▸ TASK LIST:
1. Which program funds the $50,000 investment described in the cod-tagging news item?
2. List every person, place, and vessel that the cod-tagging news item mentions by name.

Satellite Tagging Project for Atlantic Cod Receives More Funding
Wednesday, October 24, 2012

Through a $50,000 investment under the Provincial Government's Fisheries Research Grant Program, researchers at the Marine Institute's Centre for Fisheries Ecosystems Research will continue a satellite-tagging project to gain further valuable insight into Atlantic Cod. The research, coordinated by Dr. George Rose, will continue this fall in the Bonavista Corridor.

"Dr. Rose and his team of scientists at the Centre for Fisheries Ecosystems Research have successfully developed a method to tag and track cod by satellite off the coasts of Newfoundland and Labrador," said the Honourable Derrick Dalley, Minister of Fisheries and Aquaculture. "Due to the success of the project aboard the RV Celtic Explorer this year, our government is pleased to support this initiative for a second phase. The success of this experiment thus far and its potential to unravel some of the distribution and migration mysteries about Atlantic Cod is a sound investment in the future of our groundfish industry as it will contribute to improved management of the various cod stocks found off our coast."

▸ STORED RECORDS:
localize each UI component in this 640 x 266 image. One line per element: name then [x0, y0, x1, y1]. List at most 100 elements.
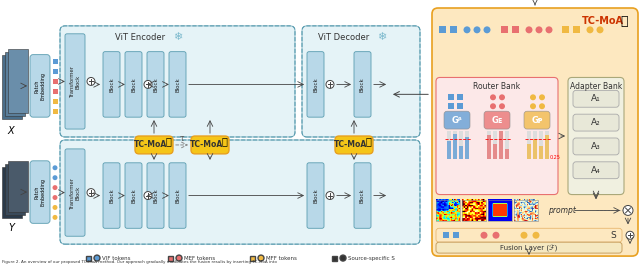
- Text: Block: Block: [313, 77, 318, 92]
- Text: Figure 2. An overview of our proposed TC-MoA method. Our approach gradually modu: Figure 2. An overview of our proposed TC…: [2, 260, 277, 264]
- Text: Block: Block: [153, 77, 158, 92]
- Bar: [332, 256, 337, 260]
- Text: 🔥: 🔥: [620, 15, 628, 28]
- Bar: [488, 200, 512, 221]
- Bar: [459, 146, 463, 159]
- FancyBboxPatch shape: [436, 242, 622, 253]
- Circle shape: [525, 26, 532, 33]
- FancyBboxPatch shape: [307, 52, 324, 117]
- Text: prompt: prompt: [548, 206, 576, 215]
- Bar: [448, 94, 454, 100]
- Bar: [453, 232, 459, 238]
- Circle shape: [490, 103, 496, 109]
- Bar: [573, 26, 579, 33]
- Text: 0.25: 0.25: [550, 155, 561, 160]
- Circle shape: [176, 255, 182, 261]
- Bar: [86, 256, 90, 260]
- FancyBboxPatch shape: [60, 140, 420, 244]
- Bar: [511, 26, 518, 33]
- Bar: [527, 144, 531, 159]
- Circle shape: [499, 103, 505, 109]
- Bar: [539, 146, 543, 159]
- Bar: [443, 232, 449, 238]
- Text: Source-specific S: Source-specific S: [348, 256, 395, 261]
- Circle shape: [596, 26, 604, 33]
- Text: MFF tokens: MFF tokens: [266, 256, 297, 261]
- Circle shape: [623, 205, 633, 215]
- Text: Gᴇ: Gᴇ: [492, 116, 503, 125]
- Text: ❄: ❄: [173, 32, 182, 42]
- Bar: [447, 131, 451, 159]
- Circle shape: [52, 165, 58, 170]
- Text: Patch
Embedding: Patch Embedding: [35, 72, 45, 100]
- Text: Block: Block: [313, 188, 318, 203]
- Text: 🔥: 🔥: [365, 136, 371, 146]
- FancyBboxPatch shape: [169, 52, 186, 117]
- Bar: [457, 103, 463, 109]
- FancyBboxPatch shape: [65, 149, 85, 236]
- Text: VIF tokens: VIF tokens: [102, 256, 131, 261]
- Bar: [462, 200, 486, 221]
- Bar: [493, 144, 497, 159]
- FancyBboxPatch shape: [169, 163, 186, 228]
- Bar: [487, 131, 491, 159]
- FancyBboxPatch shape: [432, 8, 638, 256]
- Circle shape: [94, 255, 100, 261]
- FancyBboxPatch shape: [436, 77, 558, 194]
- Bar: [448, 103, 454, 109]
- FancyBboxPatch shape: [302, 26, 420, 137]
- Text: Transformer
Block: Transformer Block: [70, 177, 81, 209]
- Bar: [465, 137, 469, 159]
- FancyBboxPatch shape: [147, 163, 164, 228]
- FancyBboxPatch shape: [573, 162, 619, 179]
- Circle shape: [144, 192, 152, 200]
- Circle shape: [520, 232, 527, 239]
- Text: Block: Block: [109, 188, 114, 203]
- FancyBboxPatch shape: [444, 111, 470, 129]
- Text: Block: Block: [360, 77, 365, 92]
- Text: TC-MoA: TC-MoA: [582, 16, 624, 26]
- FancyBboxPatch shape: [573, 138, 619, 155]
- Circle shape: [539, 94, 545, 100]
- Circle shape: [52, 175, 58, 180]
- FancyBboxPatch shape: [354, 52, 371, 117]
- FancyBboxPatch shape: [524, 111, 550, 129]
- Text: MEF tokens: MEF tokens: [184, 256, 215, 261]
- Bar: [533, 131, 537, 159]
- FancyBboxPatch shape: [335, 136, 373, 154]
- Text: Block: Block: [175, 77, 180, 92]
- Bar: [493, 131, 497, 159]
- Text: Y: Y: [8, 223, 14, 233]
- Text: Patch
Embedding: Patch Embedding: [35, 178, 45, 206]
- Circle shape: [626, 231, 634, 239]
- Circle shape: [340, 255, 346, 261]
- Text: A₃: A₃: [591, 142, 601, 151]
- Circle shape: [326, 80, 334, 88]
- Bar: [539, 131, 543, 159]
- Bar: [545, 131, 549, 159]
- Text: ❄: ❄: [378, 32, 387, 42]
- FancyBboxPatch shape: [103, 52, 120, 117]
- Circle shape: [586, 26, 593, 33]
- FancyBboxPatch shape: [354, 163, 371, 228]
- Text: Block: Block: [153, 188, 158, 203]
- Bar: [545, 135, 549, 159]
- Text: TC-MoA: TC-MoA: [134, 140, 168, 149]
- Circle shape: [258, 255, 264, 261]
- Circle shape: [481, 232, 488, 239]
- FancyBboxPatch shape: [103, 163, 120, 228]
- Circle shape: [463, 26, 470, 33]
- Bar: [8, 49, 28, 113]
- Circle shape: [493, 232, 499, 239]
- Bar: [500, 26, 508, 33]
- Bar: [505, 131, 509, 159]
- Bar: [52, 89, 58, 94]
- Text: 🔥: 🔥: [221, 136, 227, 146]
- FancyBboxPatch shape: [65, 34, 85, 129]
- Bar: [459, 131, 463, 159]
- Bar: [52, 59, 58, 64]
- FancyBboxPatch shape: [135, 136, 173, 154]
- Text: A₄: A₄: [591, 166, 601, 175]
- Text: Block: Block: [109, 77, 114, 92]
- Text: 🔥: 🔥: [165, 136, 171, 146]
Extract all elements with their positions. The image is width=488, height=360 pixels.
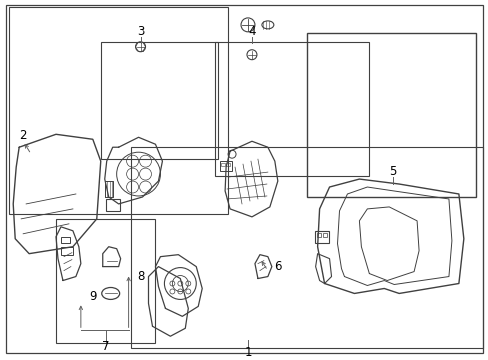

▸ PER-TASK OUTPUTS:
1. The Provincial Government's Fisheries Research Grant Program.

2.
- Dr. George Rose
- Derrick Dalley
- Bonavista Corridor
- Newfoundland and Labrador
- RV Celtic Explorer